Start
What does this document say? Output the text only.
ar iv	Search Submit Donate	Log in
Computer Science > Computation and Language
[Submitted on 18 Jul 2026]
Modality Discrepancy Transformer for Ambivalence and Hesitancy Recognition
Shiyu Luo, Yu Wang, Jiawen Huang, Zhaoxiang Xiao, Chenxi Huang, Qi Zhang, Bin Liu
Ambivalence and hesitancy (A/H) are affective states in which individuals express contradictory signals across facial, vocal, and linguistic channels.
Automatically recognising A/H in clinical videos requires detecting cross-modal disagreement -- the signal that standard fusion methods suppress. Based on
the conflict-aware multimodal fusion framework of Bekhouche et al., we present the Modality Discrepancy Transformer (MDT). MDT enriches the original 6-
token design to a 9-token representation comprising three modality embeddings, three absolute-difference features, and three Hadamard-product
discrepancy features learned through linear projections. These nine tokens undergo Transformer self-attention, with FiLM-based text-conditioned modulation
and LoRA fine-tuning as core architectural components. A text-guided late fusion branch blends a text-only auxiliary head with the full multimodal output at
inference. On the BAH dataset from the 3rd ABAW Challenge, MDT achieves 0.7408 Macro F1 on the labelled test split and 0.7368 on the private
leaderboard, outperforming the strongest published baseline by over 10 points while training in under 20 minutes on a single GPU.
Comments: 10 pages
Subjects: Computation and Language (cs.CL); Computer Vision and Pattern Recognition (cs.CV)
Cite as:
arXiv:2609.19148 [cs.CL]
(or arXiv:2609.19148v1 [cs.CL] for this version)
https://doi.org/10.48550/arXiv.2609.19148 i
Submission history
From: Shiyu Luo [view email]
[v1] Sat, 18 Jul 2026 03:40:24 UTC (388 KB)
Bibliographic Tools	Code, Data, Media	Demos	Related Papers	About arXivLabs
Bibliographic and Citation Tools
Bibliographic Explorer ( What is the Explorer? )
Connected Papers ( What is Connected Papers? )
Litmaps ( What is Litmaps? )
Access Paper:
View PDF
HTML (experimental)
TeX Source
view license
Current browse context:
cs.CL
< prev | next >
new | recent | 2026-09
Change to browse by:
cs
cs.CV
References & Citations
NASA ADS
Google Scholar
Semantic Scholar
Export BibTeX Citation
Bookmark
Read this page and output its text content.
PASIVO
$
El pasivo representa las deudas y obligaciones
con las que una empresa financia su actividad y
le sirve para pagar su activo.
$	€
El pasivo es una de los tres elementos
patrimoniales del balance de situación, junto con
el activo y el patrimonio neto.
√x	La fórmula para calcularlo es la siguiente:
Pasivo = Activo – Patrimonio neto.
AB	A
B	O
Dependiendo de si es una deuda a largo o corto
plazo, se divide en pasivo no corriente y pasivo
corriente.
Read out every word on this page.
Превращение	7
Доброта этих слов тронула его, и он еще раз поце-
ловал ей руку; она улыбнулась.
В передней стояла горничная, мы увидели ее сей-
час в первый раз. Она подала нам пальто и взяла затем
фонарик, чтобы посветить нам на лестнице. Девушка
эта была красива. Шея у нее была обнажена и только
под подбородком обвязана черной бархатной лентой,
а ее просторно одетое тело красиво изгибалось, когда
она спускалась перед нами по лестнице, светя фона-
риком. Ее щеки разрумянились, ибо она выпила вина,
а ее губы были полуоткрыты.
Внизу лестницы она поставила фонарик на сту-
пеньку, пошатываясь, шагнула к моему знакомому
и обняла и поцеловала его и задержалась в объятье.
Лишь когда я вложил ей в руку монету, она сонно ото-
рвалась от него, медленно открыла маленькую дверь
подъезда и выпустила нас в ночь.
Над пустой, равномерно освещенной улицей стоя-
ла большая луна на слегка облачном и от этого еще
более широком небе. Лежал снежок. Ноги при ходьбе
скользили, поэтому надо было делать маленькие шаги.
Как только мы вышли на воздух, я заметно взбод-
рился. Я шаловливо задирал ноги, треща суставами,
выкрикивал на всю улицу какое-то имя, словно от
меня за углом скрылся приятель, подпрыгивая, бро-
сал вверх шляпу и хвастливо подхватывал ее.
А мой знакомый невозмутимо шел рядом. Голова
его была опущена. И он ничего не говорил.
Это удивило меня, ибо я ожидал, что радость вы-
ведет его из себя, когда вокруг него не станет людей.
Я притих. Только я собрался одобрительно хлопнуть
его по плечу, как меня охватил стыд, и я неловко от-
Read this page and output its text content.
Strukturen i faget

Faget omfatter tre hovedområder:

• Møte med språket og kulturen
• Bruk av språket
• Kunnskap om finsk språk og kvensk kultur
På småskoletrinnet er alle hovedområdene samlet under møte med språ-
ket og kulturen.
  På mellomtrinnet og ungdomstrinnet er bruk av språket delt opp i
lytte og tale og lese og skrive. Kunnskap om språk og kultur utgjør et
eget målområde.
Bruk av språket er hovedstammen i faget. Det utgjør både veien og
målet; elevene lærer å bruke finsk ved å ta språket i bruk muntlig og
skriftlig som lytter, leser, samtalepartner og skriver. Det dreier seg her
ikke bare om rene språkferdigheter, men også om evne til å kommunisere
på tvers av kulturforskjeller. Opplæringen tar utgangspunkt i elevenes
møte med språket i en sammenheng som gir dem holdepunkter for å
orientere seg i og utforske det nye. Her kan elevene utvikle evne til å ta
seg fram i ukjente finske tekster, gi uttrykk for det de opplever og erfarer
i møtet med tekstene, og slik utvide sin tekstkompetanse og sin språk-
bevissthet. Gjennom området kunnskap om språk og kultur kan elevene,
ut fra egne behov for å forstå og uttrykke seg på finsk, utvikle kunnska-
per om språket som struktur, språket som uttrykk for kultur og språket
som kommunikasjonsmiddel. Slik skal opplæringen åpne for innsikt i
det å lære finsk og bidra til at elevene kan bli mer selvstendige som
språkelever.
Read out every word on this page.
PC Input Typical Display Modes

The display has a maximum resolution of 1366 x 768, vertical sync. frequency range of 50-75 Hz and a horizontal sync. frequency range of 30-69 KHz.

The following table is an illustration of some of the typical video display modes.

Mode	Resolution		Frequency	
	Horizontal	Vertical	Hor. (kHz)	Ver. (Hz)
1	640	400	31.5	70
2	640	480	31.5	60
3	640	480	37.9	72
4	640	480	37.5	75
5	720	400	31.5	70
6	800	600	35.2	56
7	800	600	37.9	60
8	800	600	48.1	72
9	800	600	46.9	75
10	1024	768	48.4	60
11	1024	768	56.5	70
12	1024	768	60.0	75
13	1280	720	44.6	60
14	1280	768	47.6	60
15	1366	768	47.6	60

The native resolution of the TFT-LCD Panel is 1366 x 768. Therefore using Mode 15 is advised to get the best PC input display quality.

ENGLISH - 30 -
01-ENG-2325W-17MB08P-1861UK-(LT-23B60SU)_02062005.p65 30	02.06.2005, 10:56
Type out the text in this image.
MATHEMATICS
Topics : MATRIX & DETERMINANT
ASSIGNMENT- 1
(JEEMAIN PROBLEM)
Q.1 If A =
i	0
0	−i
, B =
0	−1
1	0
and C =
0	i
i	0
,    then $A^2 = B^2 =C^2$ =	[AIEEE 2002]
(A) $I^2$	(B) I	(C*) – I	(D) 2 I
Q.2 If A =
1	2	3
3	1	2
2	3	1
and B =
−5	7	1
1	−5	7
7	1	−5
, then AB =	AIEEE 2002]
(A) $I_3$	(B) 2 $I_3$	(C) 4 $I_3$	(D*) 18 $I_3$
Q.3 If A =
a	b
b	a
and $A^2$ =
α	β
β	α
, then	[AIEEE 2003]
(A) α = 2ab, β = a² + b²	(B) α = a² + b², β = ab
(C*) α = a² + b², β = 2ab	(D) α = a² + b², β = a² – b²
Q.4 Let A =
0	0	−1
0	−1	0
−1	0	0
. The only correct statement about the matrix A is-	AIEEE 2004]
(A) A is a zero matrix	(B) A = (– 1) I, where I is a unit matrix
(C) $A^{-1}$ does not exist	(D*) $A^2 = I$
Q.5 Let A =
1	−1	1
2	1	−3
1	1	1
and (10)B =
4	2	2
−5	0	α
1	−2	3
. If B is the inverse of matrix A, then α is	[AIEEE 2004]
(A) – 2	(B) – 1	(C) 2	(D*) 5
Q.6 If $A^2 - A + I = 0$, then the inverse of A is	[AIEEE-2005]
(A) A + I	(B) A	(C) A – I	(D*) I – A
End
Directions for this task: In the records, locate each line holding the string "Language" and copy it.

Solution to the problem:
Computer Science > Computation and Language
Subjects: Computation and Language (cs.CL); Computer Vision and Pattern Recognition (cs.CV)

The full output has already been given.